(Data entries)

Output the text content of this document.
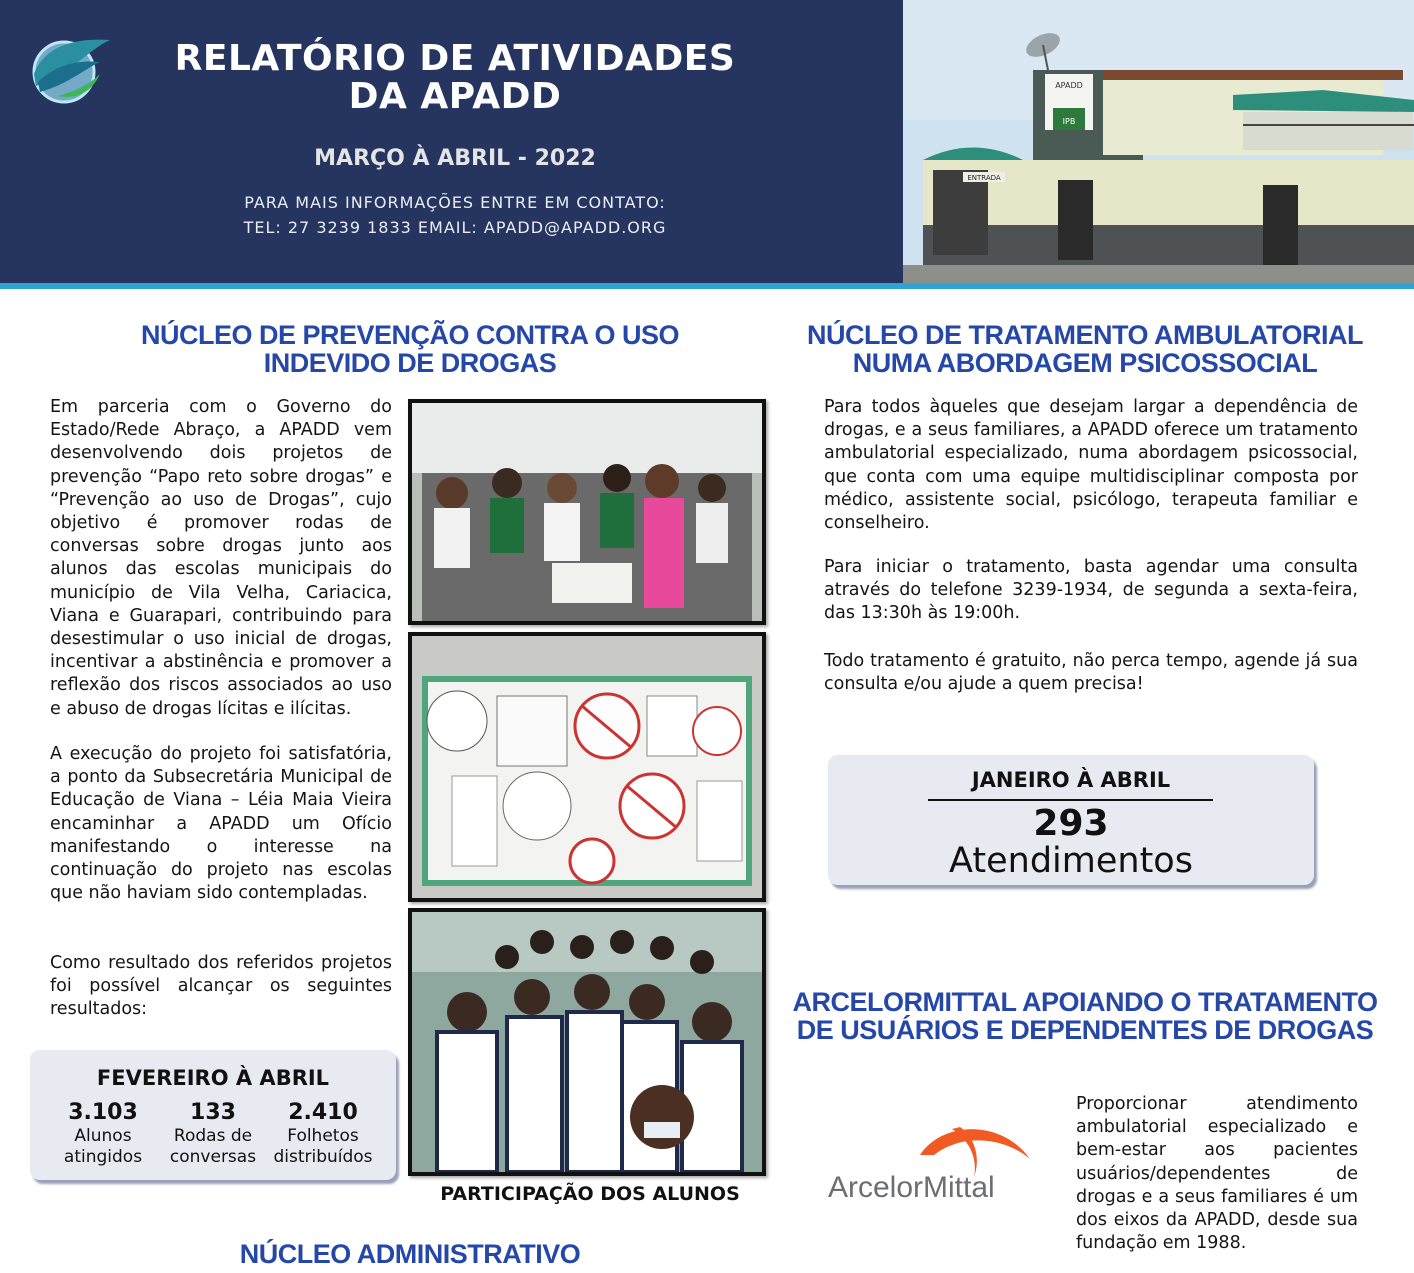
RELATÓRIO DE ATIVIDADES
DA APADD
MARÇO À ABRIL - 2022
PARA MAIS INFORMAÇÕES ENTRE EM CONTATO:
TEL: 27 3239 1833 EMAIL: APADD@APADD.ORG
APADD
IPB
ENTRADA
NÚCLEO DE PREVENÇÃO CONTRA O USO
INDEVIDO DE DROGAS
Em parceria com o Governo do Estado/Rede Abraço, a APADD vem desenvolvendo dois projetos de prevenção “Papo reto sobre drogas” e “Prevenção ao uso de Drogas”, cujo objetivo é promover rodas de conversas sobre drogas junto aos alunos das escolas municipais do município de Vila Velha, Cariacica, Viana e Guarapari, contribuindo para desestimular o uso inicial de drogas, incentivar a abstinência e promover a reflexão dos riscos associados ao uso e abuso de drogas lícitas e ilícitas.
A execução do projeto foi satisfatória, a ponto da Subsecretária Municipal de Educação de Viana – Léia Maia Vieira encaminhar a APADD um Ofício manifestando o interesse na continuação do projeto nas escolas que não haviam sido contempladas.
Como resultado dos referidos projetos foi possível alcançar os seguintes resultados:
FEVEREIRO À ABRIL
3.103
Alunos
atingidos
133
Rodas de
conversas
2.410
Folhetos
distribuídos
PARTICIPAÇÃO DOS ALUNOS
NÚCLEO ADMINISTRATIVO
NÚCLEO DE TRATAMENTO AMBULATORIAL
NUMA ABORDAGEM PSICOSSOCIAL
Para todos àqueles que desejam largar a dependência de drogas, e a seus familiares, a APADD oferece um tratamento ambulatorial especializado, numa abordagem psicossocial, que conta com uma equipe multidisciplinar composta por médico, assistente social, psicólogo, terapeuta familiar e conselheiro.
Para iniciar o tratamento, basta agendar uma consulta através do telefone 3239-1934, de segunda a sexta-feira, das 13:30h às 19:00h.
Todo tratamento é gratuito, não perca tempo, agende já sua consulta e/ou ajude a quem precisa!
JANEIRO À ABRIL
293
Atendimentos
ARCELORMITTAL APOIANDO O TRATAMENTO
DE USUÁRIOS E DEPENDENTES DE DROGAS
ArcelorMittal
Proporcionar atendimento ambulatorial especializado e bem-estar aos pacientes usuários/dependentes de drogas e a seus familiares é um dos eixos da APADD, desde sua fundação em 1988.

## SHORT TASK
Output the full set of records above without changing a word, and drop the images.

## OUTPUT OF THE EXERCISE
Output the text content of this document.
RELATÓRIO DE ATIVIDADES
DA APADD
MARÇO À ABRIL - 2022
PARA MAIS INFORMAÇÕES ENTRE EM CONTATO:
TEL: 27 3239 1833 EMAIL: APADD@APADD.ORG
APADD
IPB
ENTRADA
NÚCLEO DE PREVENÇÃO CONTRA O USO
INDEVIDO DE DROGAS
Em parceria com o Governo do Estado/Rede Abraço, a APADD vem desenvolvendo dois projetos de prevenção “Papo reto sobre drogas” e “Prevenção ao uso de Drogas”, cujo objetivo é promover rodas de conversas sobre drogas junto aos alunos das escolas municipais do município de Vila Velha, Cariacica, Viana e Guarapari, contribuindo para desestimular o uso inicial de drogas, incentivar a abstinência e promover a reflexão dos riscos associados ao uso e abuso de drogas lícitas e ilícitas.
A execução do projeto foi satisfatória, a ponto da Subsecretária Municipal de Educação de Viana – Léia Maia Vieira encaminhar a APADD um Ofício manifestando o interesse na continuação do projeto nas escolas que não haviam sido contempladas.
Como resultado dos referidos projetos foi possível alcançar os seguintes resultados:
FEVEREIRO À ABRIL
3.103
Alunos
atingidos
133
Rodas de
conversas
2.410
Folhetos
distribuídos
PARTICIPAÇÃO DOS ALUNOS
NÚCLEO ADMINISTRATIVO
NÚCLEO DE TRATAMENTO AMBULATORIAL
NUMA ABORDAGEM PSICOSSOCIAL
Para todos àqueles que desejam largar a dependência de drogas, e a seus familiares, a APADD oferece um tratamento ambulatorial especializado, numa abordagem psicossocial, que conta com uma equipe multidisciplinar composta por médico, assistente social, psicólogo, terapeuta familiar e conselheiro.
Para iniciar o tratamento, basta agendar uma consulta através do telefone 3239-1934, de segunda a sexta-feira, das 13:30h às 19:00h.
Todo tratamento é gratuito, não perca tempo, agende já sua consulta e/ou ajude a quem precisa!
JANEIRO À ABRIL
293
Atendimentos
ARCELORMITTAL APOIANDO O TRATAMENTO
DE USUÁRIOS E DEPENDENTES DE DROGAS
ArcelorMittal
Proporcionar atendimento ambulatorial especializado e bem-estar aos pacientes usuários/dependentes de drogas e a seus familiares é um dos eixos da APADD, desde sua fundação em 1988.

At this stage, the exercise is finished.